Your copy of the material must match it exactly, except that pictures are dropped.
-- Given records start --
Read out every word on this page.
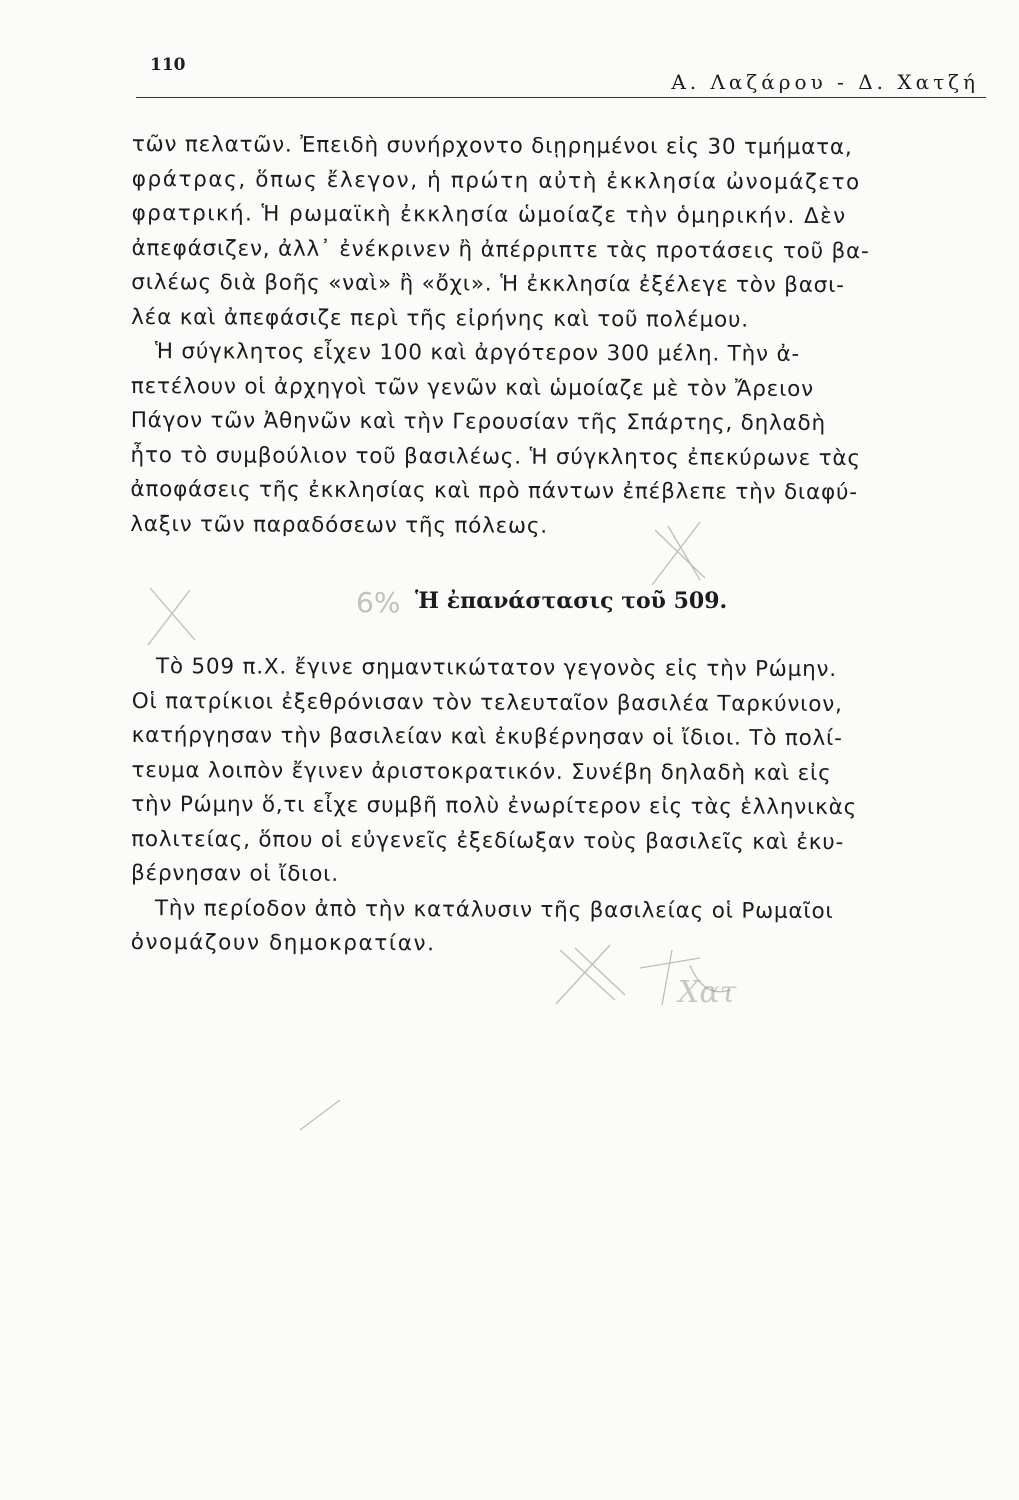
110
Α. Λαζάρου - Δ. Χατζή

τῶν πελατῶν. Ἐπειδὴ συνήρχοντο διῃρημένοι εἰς 30 τμήματα,
φράτρας, ὅπως ἔλεγον, ἡ πρώτη αὐτὴ ἐκκλησία ὠνομάζετο
φρατρική. Ἡ ρωμαϊκὴ ἐκκλησία ὡμοίαζε τὴν ὁμηρικήν. Δὲν
ἀπεφάσιζεν, ἀλλ᾽ ἐνέκρινεν ἢ ἀπέρριπτε τὰς προτάσεις τοῦ βα-
σιλέως διὰ βοῆς «ναὶ» ἢ «ὄχι». Ἡ ἐκκλησία ἐξέλεγε τὸν βασι-
λέα καὶ ἀπεφάσιζε περὶ τῆς εἰρήνης καὶ τοῦ πολέμου.

Ἡ σύγκλητος εἶχεν 100 καὶ ἀργότερον 300 μέλη. Τὴν ἀ-
πετέλουν οἱ ἀρχηγοὶ τῶν γενῶν καὶ ὡμοίαζε μὲ τὸν Ἄρειον
Πάγον τῶν Ἀθηνῶν καὶ τὴν Γερουσίαν τῆς Σπάρτης, δηλαδὴ
ἦτο τὸ συμβούλιον τοῦ βασιλέως. Ἡ σύγκλητος ἐπεκύρωνε τὰς
ἀποφάσεις τῆς ἐκκλησίας καὶ πρὸ πάντων ἐπέβλεπε τὴν διαφύ-
λαξιν τῶν παραδόσεων τῆς πόλεως.

Ἡ ἐπανάστασις τοῦ 509.

Τὸ 509 π.Χ. ἔγινε σημαντικώτατον γεγονὸς εἰς τὴν Ρώμην.
Οἱ πατρίκιοι ἐξεθρόνισαν τὸν τελευταῖον βασιλέα Ταρκύνιον,
κατήργησαν τὴν βασιλείαν καὶ ἐκυβέρνησαν οἱ ἴδιοι. Τὸ πολί-
τευμα λοιπὸν ἔγινεν ἀριστοκρατικόν. Συνέβη δηλαδὴ καὶ εἰς
τὴν Ρώμην ὅ,τι εἶχε συμβῆ πολὺ ἐνωρίτερον εἰς τὰς ἑλληνικὰς
πολιτείας, ὅπου οἱ εὐγενεῖς ἐξεδίωξαν τοὺς βασιλεῖς καὶ ἐκυ-
βέρνησαν οἱ ἴδιοι.

Τὴν περίοδον ἀπὸ τὴν κατάλυσιν τῆς βασιλείας οἱ Ρωμαῖοι
ὀνομάζουν δημοκρατίαν.

6%
Χατ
-- Given records end --
## Solution:
Read out every word on this page.
110
Α. Λαζάρου - Δ. Χατζή

τῶν πελατῶν. Ἐπειδὴ συνήρχοντο διῃρημένοι εἰς 30 τμήματα,
φράτρας, ὅπως ἔλεγον, ἡ πρώτη αὐτὴ ἐκκλησία ὠνομάζετο
φρατρική. Ἡ ρωμαϊκὴ ἐκκλησία ὡμοίαζε τὴν ὁμηρικήν. Δὲν
ἀπεφάσιζεν, ἀλλ᾽ ἐνέκρινεν ἢ ἀπέρριπτε τὰς προτάσεις τοῦ βα-
σιλέως διὰ βοῆς «ναὶ» ἢ «ὄχι». Ἡ ἐκκλησία ἐξέλεγε τὸν βασι-
λέα καὶ ἀπεφάσιζε περὶ τῆς εἰρήνης καὶ τοῦ πολέμου.

Ἡ σύγκλητος εἶχεν 100 καὶ ἀργότερον 300 μέλη. Τὴν ἀ-
πετέλουν οἱ ἀρχηγοὶ τῶν γενῶν καὶ ὡμοίαζε μὲ τὸν Ἄρειον
Πάγον τῶν Ἀθηνῶν καὶ τὴν Γερουσίαν τῆς Σπάρτης, δηλαδὴ
ἦτο τὸ συμβούλιον τοῦ βασιλέως. Ἡ σύγκλητος ἐπεκύρωνε τὰς
ἀποφάσεις τῆς ἐκκλησίας καὶ πρὸ πάντων ἐπέβλεπε τὴν διαφύ-
λαξιν τῶν παραδόσεων τῆς πόλεως.

Ἡ ἐπανάστασις τοῦ 509.

Τὸ 509 π.Χ. ἔγινε σημαντικώτατον γεγονὸς εἰς τὴν Ρώμην.
Οἱ πατρίκιοι ἐξεθρόνισαν τὸν τελευταῖον βασιλέα Ταρκύνιον,
κατήργησαν τὴν βασιλείαν καὶ ἐκυβέρνησαν οἱ ἴδιοι. Τὸ πολί-
τευμα λοιπὸν ἔγινεν ἀριστοκρατικόν. Συνέβη δηλαδὴ καὶ εἰς
τὴν Ρώμην ὅ,τι εἶχε συμβῆ πολὺ ἐνωρίτερον εἰς τὰς ἑλληνικὰς
πολιτείας, ὅπου οἱ εὐγενεῖς ἐξεδίωξαν τοὺς βασιλεῖς καὶ ἐκυ-
βέρνησαν οἱ ἴδιοι.

Τὴν περίοδον ἀπὸ τὴν κατάλυσιν τῆς βασιλείας οἱ Ρωμαῖοι
ὀνομάζουν δημοκρατίαν.

6%
Χατ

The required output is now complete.